* _WHAT IS ASKED_
Exact reproduction of the data is required, with images excluded.

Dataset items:
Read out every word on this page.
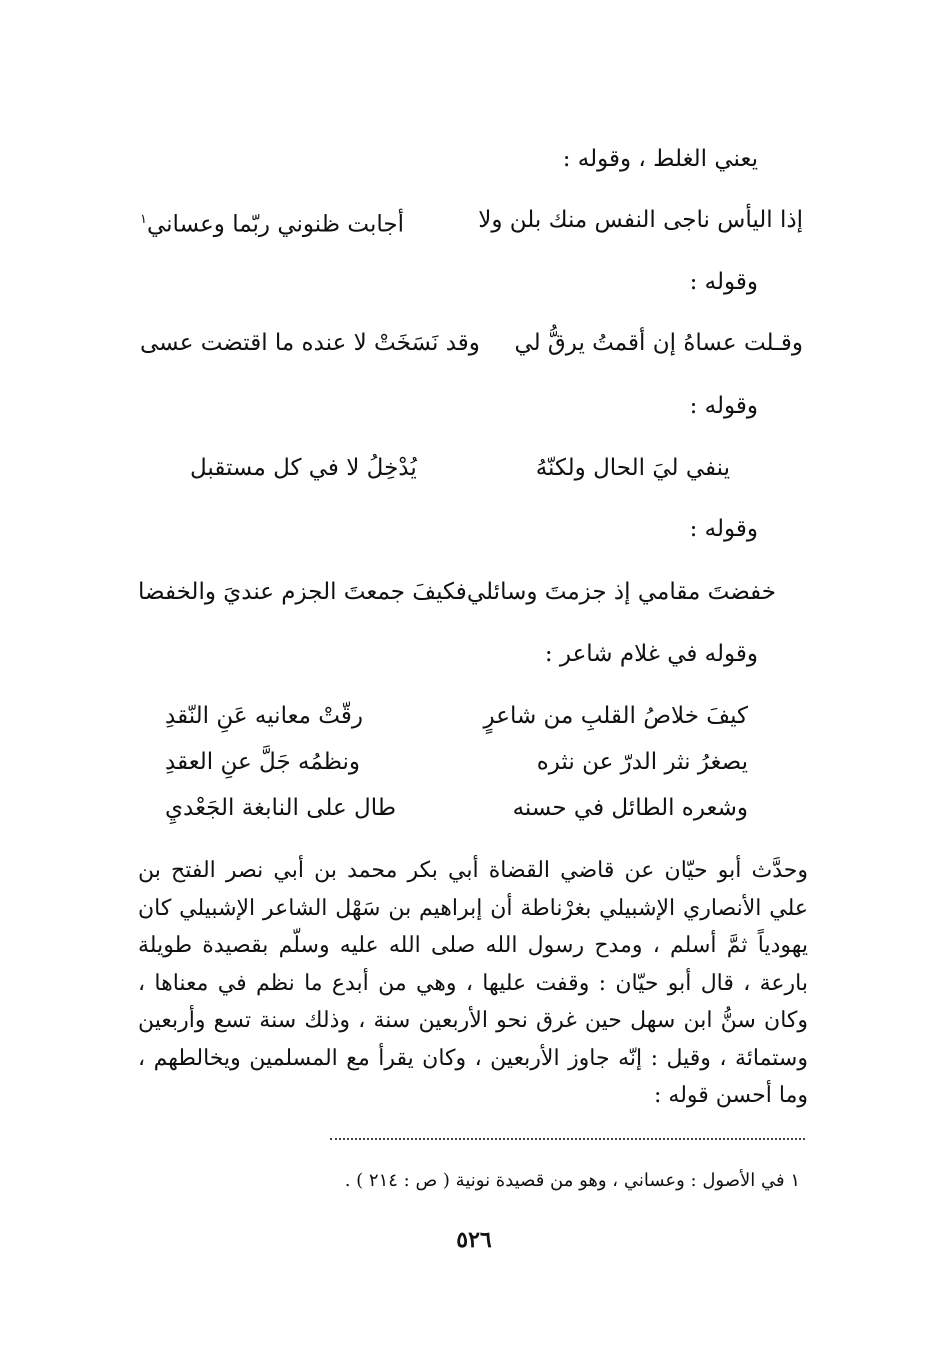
يعني الغلط ، وقوله :
إذا اليأس ناجى النفس منك بلن ولا
أجابت ظنوني ربّما وعساني$^١$
وقوله :
وقـلت عساهُ إن أقمتُ يرقُّ لي
وقد نَسَخَتْ لا عنده ما اقتضت عسى
وقوله :
ينفي ليَ الحال ولكنّهُ
يُدْخِلُ لا في كل مستقبل
وقوله :
خفضتَ مقامي إذ جزمتَ وسائلي
فكيفَ جمعتَ الجزم عنديَ والخفضا
وقوله في غلام شاعر :
كيفَ خلاصُ القلبِ من شاعرٍ
رقّتْ معانيه عَنِ النّقدِ
يصغرُ نثر الدرّ عن نثره
ونظمُه جَلَّ عنِ العقدِ
وشعره الطائل في حسنه
طال على النابغة الجَعْديِ

وحدَّث أبو حيّان عن قاضي القضاة أبي بكر محمد بن أبي نصر الفتح بن علي الأنصاري الإشبيلي بغرْناطة أن إبراهيم بن سَهْل الشاعر الإشبيلي كان يهودياً ثمَّ أسلم ، ومدح رسول الله صلى الله عليه وسلّم بقصيدة طويلة بارعة ، قال أبو حيّان : وقفت عليها ، وهي من أبدع ما نظم في معناها ، وكان سنُّ ابن سهل حين غرق نحو الأربعين سنة ، وذلك سنة تسع وأربعين وستمائة ، وقيل : إنّه جاوز الأربعين ، وكان يقرأ مع المسلمين ويخالطهم ، وما أحسن قوله :

١ في الأصول : وعساني ، وهو من قصيدة نونية ( ص : ٢١٤ ) .
٥٢٦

* _RESULT OF THE TASK_
Read out every word on this page.
يعني الغلط ، وقوله :
إذا اليأس ناجى النفس منك بلن ولا
أجابت ظنوني ربّما وعساني$^١$
وقوله :
وقـلت عساهُ إن أقمتُ يرقُّ لي
وقد نَسَخَتْ لا عنده ما اقتضت عسى
وقوله :
ينفي ليَ الحال ولكنّهُ
يُدْخِلُ لا في كل مستقبل
وقوله :
خفضتَ مقامي إذ جزمتَ وسائلي
فكيفَ جمعتَ الجزم عنديَ والخفضا
وقوله في غلام شاعر :
كيفَ خلاصُ القلبِ من شاعرٍ
رقّتْ معانيه عَنِ النّقدِ
يصغرُ نثر الدرّ عن نثره
ونظمُه جَلَّ عنِ العقدِ
وشعره الطائل في حسنه
طال على النابغة الجَعْديِ

وحدَّث أبو حيّان عن قاضي القضاة أبي بكر محمد بن أبي نصر الفتح بن علي الأنصاري الإشبيلي بغرْناطة أن إبراهيم بن سَهْل الشاعر الإشبيلي كان يهودياً ثمَّ أسلم ، ومدح رسول الله صلى الله عليه وسلّم بقصيدة طويلة بارعة ، قال أبو حيّان : وقفت عليها ، وهي من أبدع ما نظم في معناها ، وكان سنُّ ابن سهل حين غرق نحو الأربعين سنة ، وذلك سنة تسع وأربعين وستمائة ، وقيل : إنّه جاوز الأربعين ، وكان يقرأ مع المسلمين ويخالطهم ، وما أحسن قوله :

١ في الأصول : وعساني ، وهو من قصيدة نونية ( ص : ٢١٤ ) .
٥٢٦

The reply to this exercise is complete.